**Brief**
Return, word for word, every line starting at the line with "Extract the chart's" and ending at the final line of the entries; skip the pictures.

**Material supplied**
┌────────
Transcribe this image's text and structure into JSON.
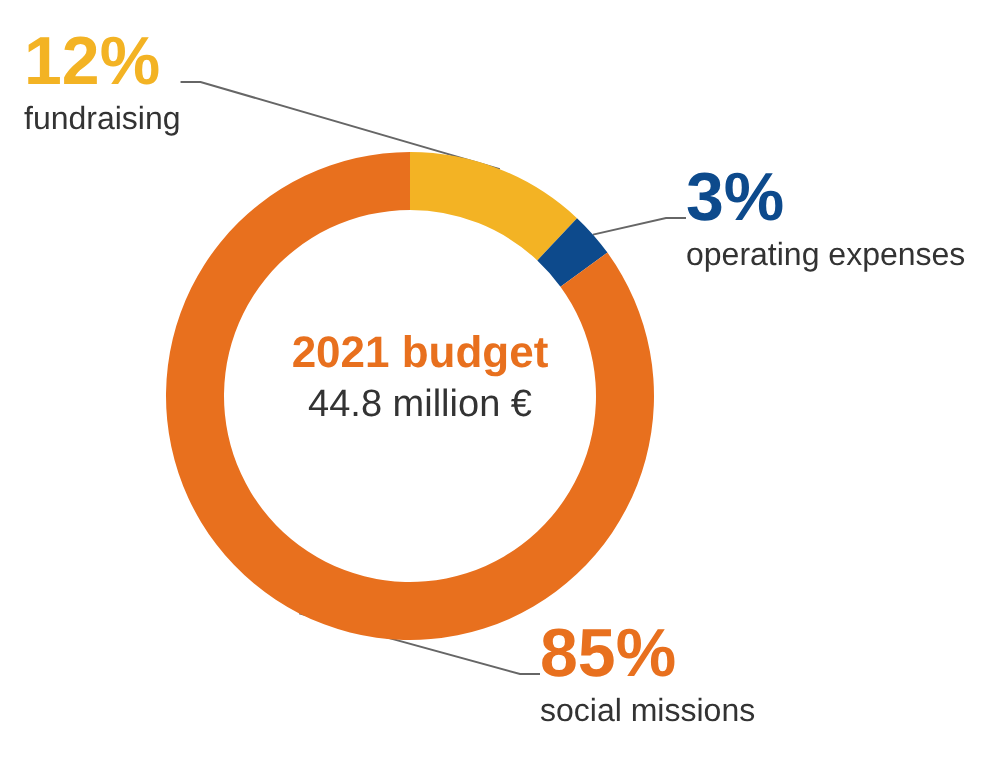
{
  "chart_data": {
    "type": "donut",
    "title": "2021 budget",
    "subtitle": "44.8 million €",
    "categories": [
      "fundraising",
      "operating expenses",
      "social missions"
    ],
    "values": [
      12,
      3,
      85
    ],
    "value_labels": [
      "12%",
      "3%",
      "85%"
    ],
    "colors": [
      "#f3b324",
      "#0d4a8c",
      "#e8701e"
    ],
    "data_labels": true,
    "legend": false
  }
}
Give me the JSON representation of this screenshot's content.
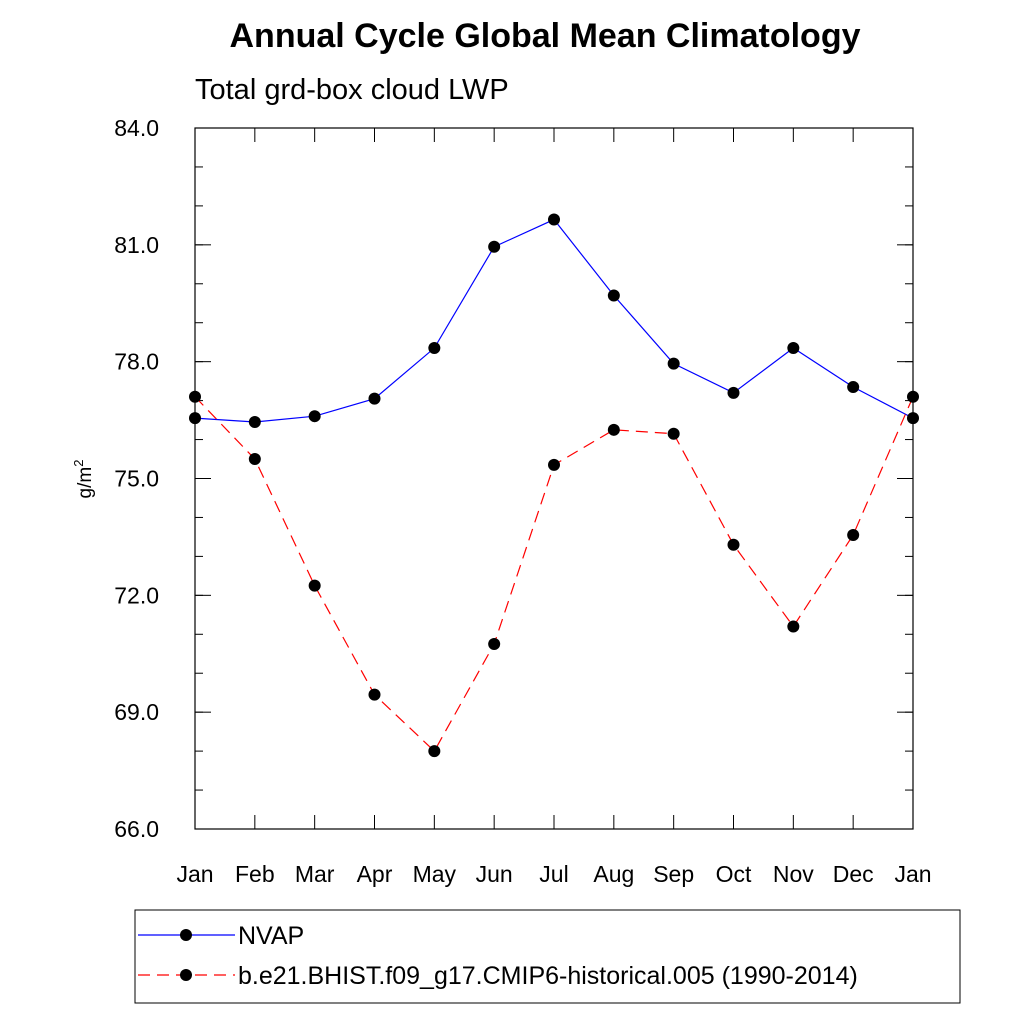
{
  "chart_data": {
    "type": "line",
    "title": "Annual Cycle Global Mean Climatology",
    "subtitle": "Total grd-box cloud LWP",
    "ylabel_base": "g/m",
    "ylabel_sup": "2",
    "categories": [
      "Jan",
      "Feb",
      "Mar",
      "Apr",
      "May",
      "Jun",
      "Jul",
      "Aug",
      "Sep",
      "Oct",
      "Nov",
      "Dec",
      "Jan"
    ],
    "ylim": [
      66.0,
      84.0
    ],
    "yticks_major": [
      "66.0",
      "69.0",
      "72.0",
      "75.0",
      "78.0",
      "81.0",
      "84.0"
    ],
    "y_minor_step": 1.0,
    "grid": false,
    "legend_position": "bottom",
    "series": [
      {
        "name": "NVAP",
        "color": "#0000ff",
        "dash": "solid",
        "values": [
          76.55,
          76.45,
          76.6,
          77.05,
          78.35,
          80.95,
          81.65,
          79.7,
          77.95,
          77.2,
          78.35,
          77.35,
          76.55
        ]
      },
      {
        "name": "b.e21.BHIST.f09_g17.CMIP6-historical.005 (1990-2014)",
        "color": "#ff0000",
        "dash": "dashed",
        "values": [
          77.1,
          75.5,
          72.25,
          69.45,
          68.0,
          70.75,
          75.35,
          76.25,
          76.15,
          73.3,
          71.2,
          73.55,
          77.1
        ]
      }
    ]
  }
}
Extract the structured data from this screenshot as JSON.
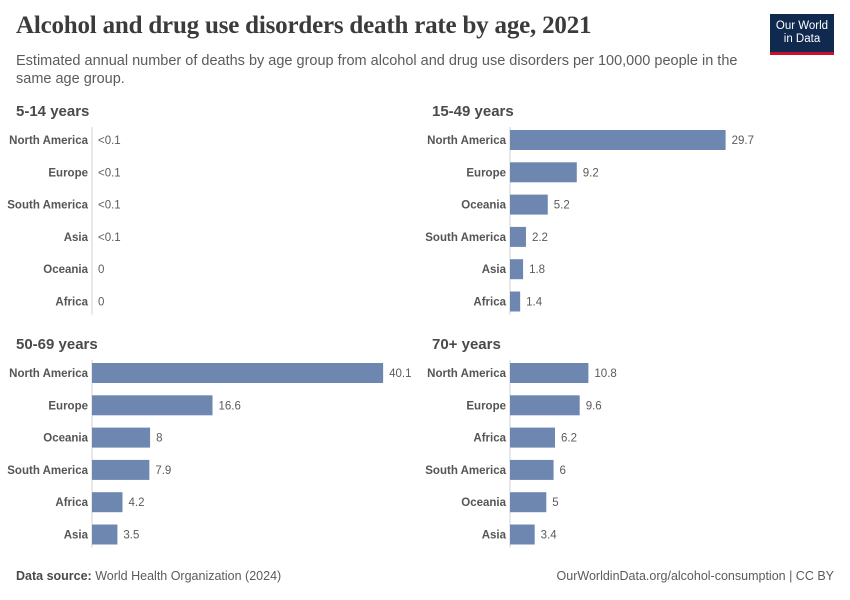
{
  "header": {
    "title": "Alcohol and drug use disorders death rate by age, 2021",
    "subtitle": "Estimated annual number of deaths by age group from alcohol and drug use disorders per 100,000 people in the same age group.",
    "logo": "Our World in Data"
  },
  "footer": {
    "source_label": "Data source:",
    "source": "World Health Organization (2024)",
    "url": "OurWorldinData.org/alcohol-consumption | CC BY"
  },
  "colors": {
    "bar": "#6d87b0",
    "text": "#5b5b5b",
    "axis": "#d0d0d0"
  },
  "chart_data": [
    {
      "type": "bar",
      "orientation": "horizontal",
      "title": "5-14 years",
      "categories": [
        "North America",
        "Europe",
        "South America",
        "Asia",
        "Oceania",
        "Africa"
      ],
      "values": [
        0,
        0,
        0,
        0,
        0,
        0
      ],
      "labels": [
        "<0.1",
        "<0.1",
        "<0.1",
        "<0.1",
        "0",
        "0"
      ]
    },
    {
      "type": "bar",
      "orientation": "horizontal",
      "title": "15-49 years",
      "categories": [
        "North America",
        "Europe",
        "Oceania",
        "South America",
        "Asia",
        "Africa"
      ],
      "values": [
        29.7,
        9.2,
        5.2,
        2.2,
        1.8,
        1.4
      ],
      "labels": [
        "29.7",
        "9.2",
        "5.2",
        "2.2",
        "1.8",
        "1.4"
      ]
    },
    {
      "type": "bar",
      "orientation": "horizontal",
      "title": "50-69 years",
      "categories": [
        "North America",
        "Europe",
        "Oceania",
        "South America",
        "Africa",
        "Asia"
      ],
      "values": [
        40.1,
        16.6,
        8,
        7.9,
        4.2,
        3.5
      ],
      "labels": [
        "40.1",
        "16.6",
        "8",
        "7.9",
        "4.2",
        "3.5"
      ]
    },
    {
      "type": "bar",
      "orientation": "horizontal",
      "title": "70+ years",
      "categories": [
        "North America",
        "Europe",
        "Africa",
        "South America",
        "Oceania",
        "Asia"
      ],
      "values": [
        10.8,
        9.6,
        6.2,
        6,
        5,
        3.4
      ],
      "labels": [
        "10.8",
        "9.6",
        "6.2",
        "6",
        "5",
        "3.4"
      ]
    }
  ]
}
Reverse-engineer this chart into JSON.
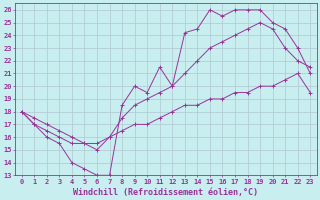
{
  "xlabel": "Windchill (Refroidissement éolien,°C)",
  "xlim": [
    -0.5,
    23.5
  ],
  "ylim": [
    13,
    26.5
  ],
  "xticks": [
    0,
    1,
    2,
    3,
    4,
    5,
    6,
    7,
    8,
    9,
    10,
    11,
    12,
    13,
    14,
    15,
    16,
    17,
    18,
    19,
    20,
    21,
    22,
    23
  ],
  "yticks": [
    13,
    14,
    15,
    16,
    17,
    18,
    19,
    20,
    21,
    22,
    23,
    24,
    25,
    26
  ],
  "background_color": "#c8eef0",
  "grid_color": "#b0c8d0",
  "line_color": "#993399",
  "line1_x": [
    0,
    1,
    2,
    3,
    4,
    5,
    6,
    7,
    8,
    9,
    10,
    11,
    12,
    13,
    14,
    15,
    16,
    17,
    18,
    19,
    20,
    21,
    22,
    23
  ],
  "line1_y": [
    18,
    17,
    16,
    15.5,
    14,
    13.5,
    13,
    13,
    18.5,
    20,
    19.5,
    21.5,
    20,
    24.2,
    24.5,
    26,
    25.5,
    26,
    26,
    26,
    25,
    24.5,
    23,
    21
  ],
  "line2_x": [
    0,
    1,
    2,
    3,
    4,
    5,
    6,
    7,
    8,
    9,
    10,
    11,
    12,
    13,
    14,
    15,
    16,
    17,
    18,
    19,
    20,
    21,
    22,
    23
  ],
  "line2_y": [
    18,
    17.5,
    17,
    16.5,
    16,
    15.5,
    15,
    16,
    17.5,
    18.5,
    19,
    19.5,
    20,
    21,
    22,
    23,
    23.5,
    24,
    24.5,
    25,
    24.5,
    23,
    22,
    21.5
  ],
  "line3_x": [
    0,
    1,
    2,
    3,
    4,
    5,
    6,
    7,
    8,
    9,
    10,
    11,
    12,
    13,
    14,
    15,
    16,
    17,
    18,
    19,
    20,
    21,
    22,
    23
  ],
  "line3_y": [
    18,
    17,
    16.5,
    16,
    15.5,
    15.5,
    15.5,
    16,
    16.5,
    17,
    17,
    17.5,
    18,
    18.5,
    18.5,
    19,
    19,
    19.5,
    19.5,
    20,
    20,
    20.5,
    21,
    19.5
  ],
  "tick_fontsize": 5,
  "label_fontsize": 6,
  "marker_size": 2.0
}
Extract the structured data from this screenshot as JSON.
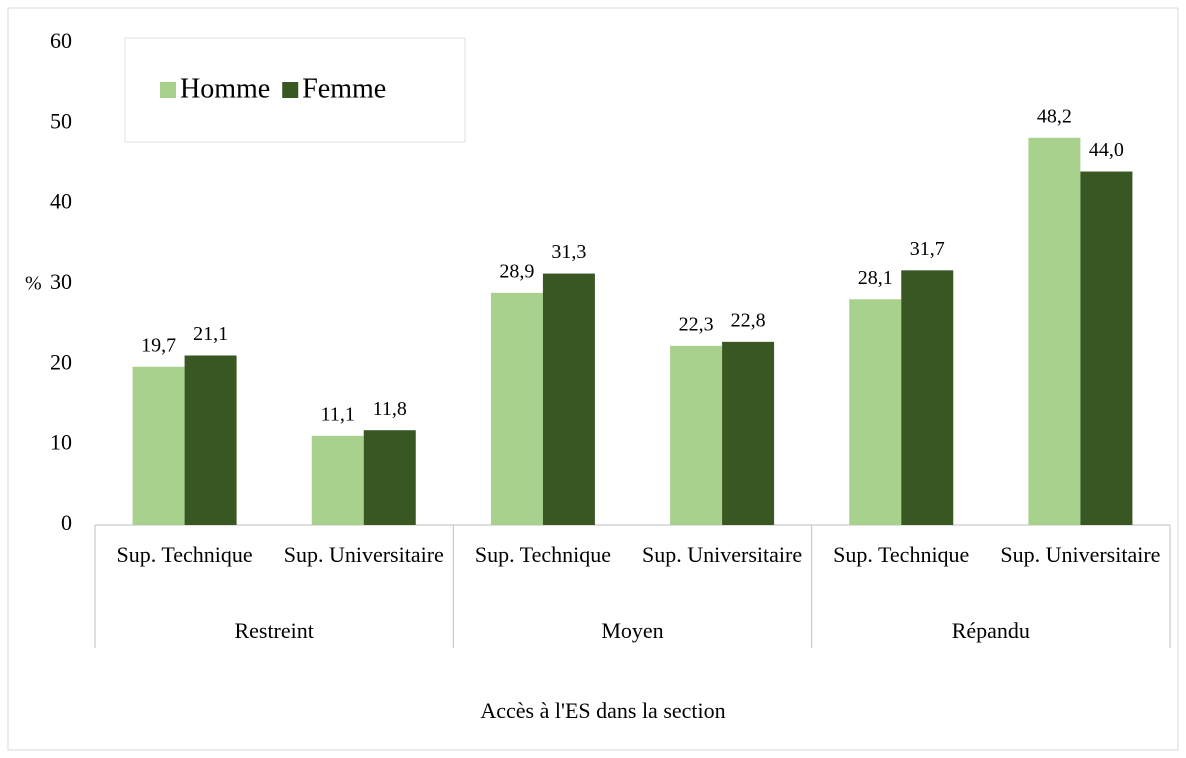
{
  "chart_data": {
    "type": "bar",
    "y_label": "%",
    "x_label": "Accès à l'ES dans la section",
    "categories": [
      "Sup. Technique",
      "Sup. Universitaire",
      "Sup. Technique",
      "Sup. Universitaire",
      "Sup. Technique",
      "Sup. Universitaire"
    ],
    "groups": [
      "Restreint",
      "Moyen",
      "Répandu"
    ],
    "series": [
      {
        "name": "Homme",
        "color": "#a9d18e",
        "values": [
          19.7,
          11.1,
          28.9,
          22.3,
          28.1,
          48.2
        ],
        "value_labels": [
          "19,7",
          "11,1",
          "28,9",
          "22,3",
          "28,1",
          "48,2"
        ]
      },
      {
        "name": "Femme",
        "color": "#385723",
        "values": [
          21.1,
          11.8,
          31.3,
          22.8,
          31.7,
          44.0
        ],
        "value_labels": [
          "21,1",
          "11,8",
          "31,3",
          "22,8",
          "31,7",
          "44,0"
        ]
      }
    ],
    "ylim": [
      0,
      60
    ],
    "yticks": [
      0,
      10,
      20,
      30,
      40,
      50,
      60
    ],
    "grid": false,
    "legend": "top-left"
  }
}
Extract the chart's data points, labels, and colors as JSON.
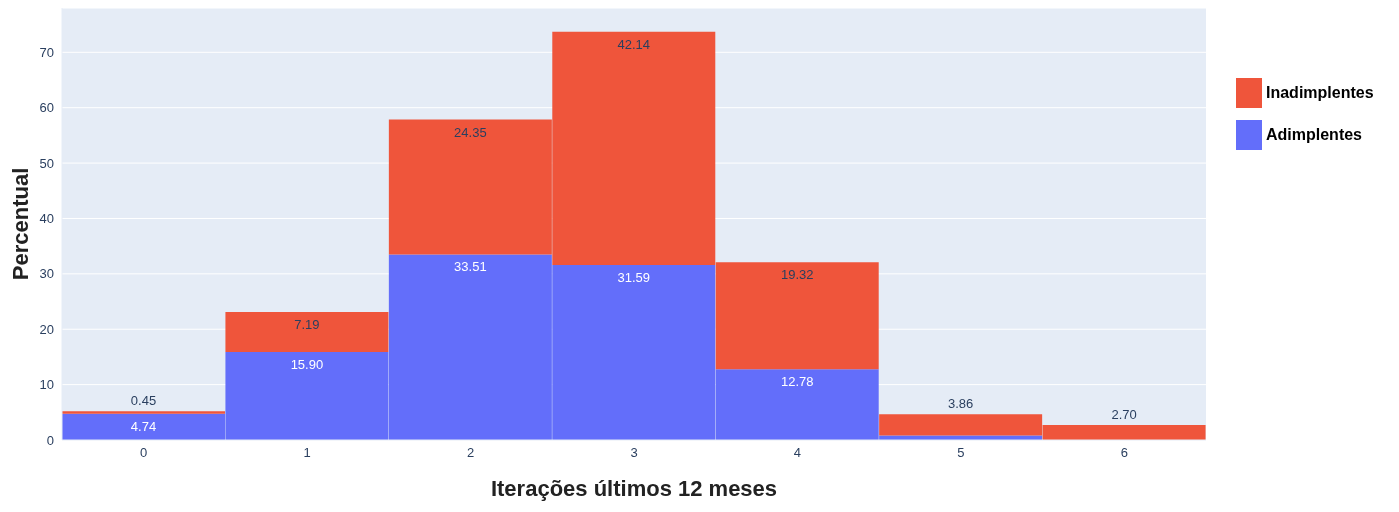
{
  "chart_data": {
    "type": "bar",
    "stacked": true,
    "xlabel": "Iterações últimos 12 meses",
    "ylabel": "Percentual",
    "categories": [
      "0",
      "1",
      "2",
      "3",
      "4",
      "5",
      "6"
    ],
    "series": [
      {
        "name": "Adimplentes",
        "color": "#636efa",
        "values": [
          4.74,
          15.9,
          33.51,
          31.59,
          12.78,
          0.8,
          null
        ],
        "value_labels": [
          "4.74",
          "15.90",
          "33.51",
          "31.59",
          "12.78",
          null,
          null
        ]
      },
      {
        "name": "Inadimplentes",
        "color": "#ef553b",
        "values": [
          0.45,
          7.19,
          24.35,
          42.14,
          19.32,
          3.86,
          2.7
        ],
        "value_labels": [
          "0.45",
          "7.19",
          "24.35",
          "42.14",
          "19.32",
          "3.86",
          "2.70"
        ]
      }
    ],
    "ylim": [
      0,
      78
    ],
    "yticks": [
      0,
      10,
      20,
      30,
      40,
      50,
      60,
      70
    ],
    "grid": "y",
    "legend": "top right"
  }
}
└────────
**Response below**
Extract the chart's data points, labels, and colors as JSON.
{
  "chart_data": {
    "type": "bar",
    "stacked": true,
    "xlabel": "Iterações últimos 12 meses",
    "ylabel": "Percentual",
    "categories": [
      "0",
      "1",
      "2",
      "3",
      "4",
      "5",
      "6"
    ],
    "series": [
      {
        "name": "Adimplentes",
        "color": "#636efa",
        "values": [
          4.74,
          15.9,
          33.51,
          31.59,
          12.78,
          0.8,
          null
        ],
        "value_labels": [
          "4.74",
          "15.90",
          "33.51",
          "31.59",
          "12.78",
          null,
          null
        ]
      },
      {
        "name": "Inadimplentes",
        "color": "#ef553b",
        "values": [
          0.45,
          7.19,
          24.35,
          42.14,
          19.32,
          3.86,
          2.7
        ],
        "value_labels": [
          "0.45",
          "7.19",
          "24.35",
          "42.14",
          "19.32",
          "3.86",
          "2.70"
        ]
      }
    ],
    "ylim": [
      0,
      78
    ],
    "yticks": [
      0,
      10,
      20,
      30,
      40,
      50,
      60,
      70
    ],
    "grid": "y",
    "legend": "top right"
  }
}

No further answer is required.